*Instruction*.
Are you able to quote each entry exactly as written?

*Data for the task*.

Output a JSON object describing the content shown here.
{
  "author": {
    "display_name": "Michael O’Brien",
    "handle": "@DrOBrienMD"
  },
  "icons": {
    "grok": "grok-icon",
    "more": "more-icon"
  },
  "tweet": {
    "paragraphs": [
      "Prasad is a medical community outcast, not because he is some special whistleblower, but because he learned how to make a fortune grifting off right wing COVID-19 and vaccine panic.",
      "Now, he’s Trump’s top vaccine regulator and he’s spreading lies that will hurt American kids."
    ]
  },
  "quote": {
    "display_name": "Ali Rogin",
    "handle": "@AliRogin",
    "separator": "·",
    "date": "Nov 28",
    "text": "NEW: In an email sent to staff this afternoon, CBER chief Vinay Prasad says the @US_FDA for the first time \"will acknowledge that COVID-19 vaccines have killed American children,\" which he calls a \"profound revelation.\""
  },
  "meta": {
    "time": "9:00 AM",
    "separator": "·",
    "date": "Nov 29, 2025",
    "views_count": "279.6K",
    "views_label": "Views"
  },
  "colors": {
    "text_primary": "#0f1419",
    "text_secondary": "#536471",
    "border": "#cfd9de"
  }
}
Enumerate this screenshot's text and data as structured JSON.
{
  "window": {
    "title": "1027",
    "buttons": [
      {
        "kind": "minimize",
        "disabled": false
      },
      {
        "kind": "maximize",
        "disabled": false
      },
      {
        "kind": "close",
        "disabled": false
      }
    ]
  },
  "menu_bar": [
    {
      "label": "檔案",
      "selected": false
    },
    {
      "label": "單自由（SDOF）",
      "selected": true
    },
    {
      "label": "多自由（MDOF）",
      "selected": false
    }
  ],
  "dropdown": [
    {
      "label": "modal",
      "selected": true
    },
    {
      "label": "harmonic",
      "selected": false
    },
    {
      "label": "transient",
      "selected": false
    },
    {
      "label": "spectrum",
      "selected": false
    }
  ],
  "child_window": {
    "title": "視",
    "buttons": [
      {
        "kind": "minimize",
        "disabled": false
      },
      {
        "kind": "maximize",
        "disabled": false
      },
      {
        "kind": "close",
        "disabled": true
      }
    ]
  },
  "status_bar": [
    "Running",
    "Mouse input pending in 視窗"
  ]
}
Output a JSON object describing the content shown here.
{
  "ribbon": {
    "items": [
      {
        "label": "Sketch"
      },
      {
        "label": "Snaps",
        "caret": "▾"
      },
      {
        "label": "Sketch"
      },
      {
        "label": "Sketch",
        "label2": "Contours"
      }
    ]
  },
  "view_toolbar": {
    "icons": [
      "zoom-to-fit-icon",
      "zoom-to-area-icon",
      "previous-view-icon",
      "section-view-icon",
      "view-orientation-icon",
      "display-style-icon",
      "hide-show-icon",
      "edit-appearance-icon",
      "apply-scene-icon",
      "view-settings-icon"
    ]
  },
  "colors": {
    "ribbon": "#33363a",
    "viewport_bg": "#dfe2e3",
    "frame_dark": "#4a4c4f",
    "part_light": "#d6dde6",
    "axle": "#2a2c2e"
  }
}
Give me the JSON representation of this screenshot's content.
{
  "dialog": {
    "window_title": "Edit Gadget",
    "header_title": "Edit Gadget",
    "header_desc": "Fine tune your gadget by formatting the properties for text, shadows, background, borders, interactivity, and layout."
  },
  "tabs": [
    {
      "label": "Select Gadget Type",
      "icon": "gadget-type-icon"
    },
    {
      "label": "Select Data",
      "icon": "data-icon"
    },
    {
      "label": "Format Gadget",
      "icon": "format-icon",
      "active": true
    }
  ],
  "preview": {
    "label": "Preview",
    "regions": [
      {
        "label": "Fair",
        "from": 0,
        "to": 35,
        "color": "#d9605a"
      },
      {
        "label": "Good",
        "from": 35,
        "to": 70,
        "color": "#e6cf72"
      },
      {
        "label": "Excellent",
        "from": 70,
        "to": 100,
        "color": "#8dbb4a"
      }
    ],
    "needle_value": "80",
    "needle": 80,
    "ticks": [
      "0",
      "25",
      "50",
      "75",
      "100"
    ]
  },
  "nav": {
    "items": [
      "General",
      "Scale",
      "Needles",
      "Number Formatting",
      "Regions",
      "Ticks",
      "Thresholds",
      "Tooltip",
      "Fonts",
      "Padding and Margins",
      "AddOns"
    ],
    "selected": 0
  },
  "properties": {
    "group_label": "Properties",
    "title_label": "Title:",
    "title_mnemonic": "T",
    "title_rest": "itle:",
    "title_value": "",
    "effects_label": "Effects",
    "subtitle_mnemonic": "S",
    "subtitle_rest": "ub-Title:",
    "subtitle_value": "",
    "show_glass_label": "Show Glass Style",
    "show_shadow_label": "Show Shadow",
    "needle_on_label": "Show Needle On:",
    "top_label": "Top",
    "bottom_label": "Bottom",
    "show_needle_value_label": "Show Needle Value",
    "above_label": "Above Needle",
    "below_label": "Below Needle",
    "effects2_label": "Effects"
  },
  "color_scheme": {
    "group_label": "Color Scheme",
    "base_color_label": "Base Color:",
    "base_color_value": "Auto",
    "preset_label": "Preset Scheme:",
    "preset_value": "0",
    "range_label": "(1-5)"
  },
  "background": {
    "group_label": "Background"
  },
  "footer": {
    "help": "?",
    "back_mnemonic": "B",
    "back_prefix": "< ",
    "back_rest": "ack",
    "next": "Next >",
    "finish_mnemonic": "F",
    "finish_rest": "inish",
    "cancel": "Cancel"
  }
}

*Solution to this exercise*.
Output a JSON object describing the content shown here.
{
  "author": {
    "display_name": "Michael O’Brien",
    "handle": "@DrOBrienMD"
  },
  "icons": {
    "grok": "grok-icon",
    "more": "more-icon"
  },
  "tweet": {
    "paragraphs": [
      "Prasad is a medical community outcast, not because he is some special whistleblower, but because he learned how to make a fortune grifting off right wing COVID-19 and vaccine panic.",
      "Now, he’s Trump’s top vaccine regulator and he’s spreading lies that will hurt American kids."
    ]
  },
  "quote": {
    "display_name": "Ali Rogin",
    "handle": "@AliRogin",
    "separator": "·",
    "date": "Nov 28",
    "text": "NEW: In an email sent to staff this afternoon, CBER chief Vinay Prasad says the @US_FDA for the first time \"will acknowledge that COVID-19 vaccines have killed American children,\" which he calls a \"profound revelation.\""
  },
  "meta": {
    "time": "9:00 AM",
    "separator": "·",
    "date": "Nov 29, 2025",
    "views_count": "279.6K",
    "views_label": "Views"
  },
  "colors": {
    "text_primary": "#0f1419",
    "text_secondary": "#536471",
    "border": "#cfd9de"
  }
}
Enumerate this screenshot's text and data as structured JSON.
{
  "window": {
    "title": "1027",
    "buttons": [
      {
        "kind": "minimize",
        "disabled": false
      },
      {
        "kind": "maximize",
        "disabled": false
      },
      {
        "kind": "close",
        "disabled": false
      }
    ]
  },
  "menu_bar": [
    {
      "label": "檔案",
      "selected": false
    },
    {
      "label": "單自由（SDOF）",
      "selected": true
    },
    {
      "label": "多自由（MDOF）",
      "selected": false
    }
  ],
  "dropdown": [
    {
      "label": "modal",
      "selected": true
    },
    {
      "label": "harmonic",
      "selected": false
    },
    {
      "label": "transient",
      "selected": false
    },
    {
      "label": "spectrum",
      "selected": false
    }
  ],
  "child_window": {
    "title": "視",
    "buttons": [
      {
        "kind": "minimize",
        "disabled": false
      },
      {
        "kind": "maximize",
        "disabled": false
      },
      {
        "kind": "close",
        "disabled": true
      }
    ]
  },
  "status_bar": [
    "Running",
    "Mouse input pending in 視窗"
  ]
}
Output a JSON object describing the content shown here.
{
  "ribbon": {
    "items": [
      {
        "label": "Sketch"
      },
      {
        "label": "Snaps",
        "caret": "▾"
      },
      {
        "label": "Sketch"
      },
      {
        "label": "Sketch",
        "label2": "Contours"
      }
    ]
  },
  "view_toolbar": {
    "icons": [
      "zoom-to-fit-icon",
      "zoom-to-area-icon",
      "previous-view-icon",
      "section-view-icon",
      "view-orientation-icon",
      "display-style-icon",
      "hide-show-icon",
      "edit-appearance-icon",
      "apply-scene-icon",
      "view-settings-icon"
    ]
  },
  "colors": {
    "ribbon": "#33363a",
    "viewport_bg": "#dfe2e3",
    "frame_dark": "#4a4c4f",
    "part_light": "#d6dde6",
    "axle": "#2a2c2e"
  }
}
Give me the JSON representation of this screenshot's content.
{
  "dialog": {
    "window_title": "Edit Gadget",
    "header_title": "Edit Gadget",
    "header_desc": "Fine tune your gadget by formatting the properties for text, shadows, background, borders, interactivity, and layout."
  },
  "tabs": [
    {
      "label": "Select Gadget Type",
      "icon": "gadget-type-icon"
    },
    {
      "label": "Select Data",
      "icon": "data-icon"
    },
    {
      "label": "Format Gadget",
      "icon": "format-icon",
      "active": true
    }
  ],
  "preview": {
    "label": "Preview",
    "regions": [
      {
        "label": "Fair",
        "from": 0,
        "to": 35,
        "color": "#d9605a"
      },
      {
        "label": "Good",
        "from": 35,
        "to": 70,
        "color": "#e6cf72"
      },
      {
        "label": "Excellent",
        "from": 70,
        "to": 100,
        "color": "#8dbb4a"
      }
    ],
    "needle_value": "80",
    "needle": 80,
    "ticks": [
      "0",
      "25",
      "50",
      "75",
      "100"
    ]
  },
  "nav": {
    "items": [
      "General",
      "Scale",
      "Needles",
      "Number Formatting",
      "Regions",
      "Ticks",
      "Thresholds",
      "Tooltip",
      "Fonts",
      "Padding and Margins",
      "AddOns"
    ],
    "selected": 0
  },
  "properties": {
    "group_label": "Properties",
    "title_label": "Title:",
    "title_mnemonic": "T",
    "title_rest": "itle:",
    "title_value": "",
    "effects_label": "Effects",
    "subtitle_mnemonic": "S",
    "subtitle_rest": "ub-Title:",
    "subtitle_value": "",
    "show_glass_label": "Show Glass Style",
    "show_shadow_label": "Show Shadow",
    "needle_on_label": "Show Needle On:",
    "top_label": "Top",
    "bottom_label": "Bottom",
    "show_needle_value_label": "Show Needle Value",
    "above_label": "Above Needle",
    "below_label": "Below Needle",
    "effects2_label": "Effects"
  },
  "color_scheme": {
    "group_label": "Color Scheme",
    "base_color_label": "Base Color:",
    "base_color_value": "Auto",
    "preset_label": "Preset Scheme:",
    "preset_value": "0",
    "range_label": "(1-5)"
  },
  "background": {
    "group_label": "Background"
  },
  "footer": {
    "help": "?",
    "back_mnemonic": "B",
    "back_prefix": "< ",
    "back_rest": "ack",
    "next": "Next >",
    "finish_mnemonic": "F",
    "finish_rest": "inish",
    "cancel": "Cancel"
  }
}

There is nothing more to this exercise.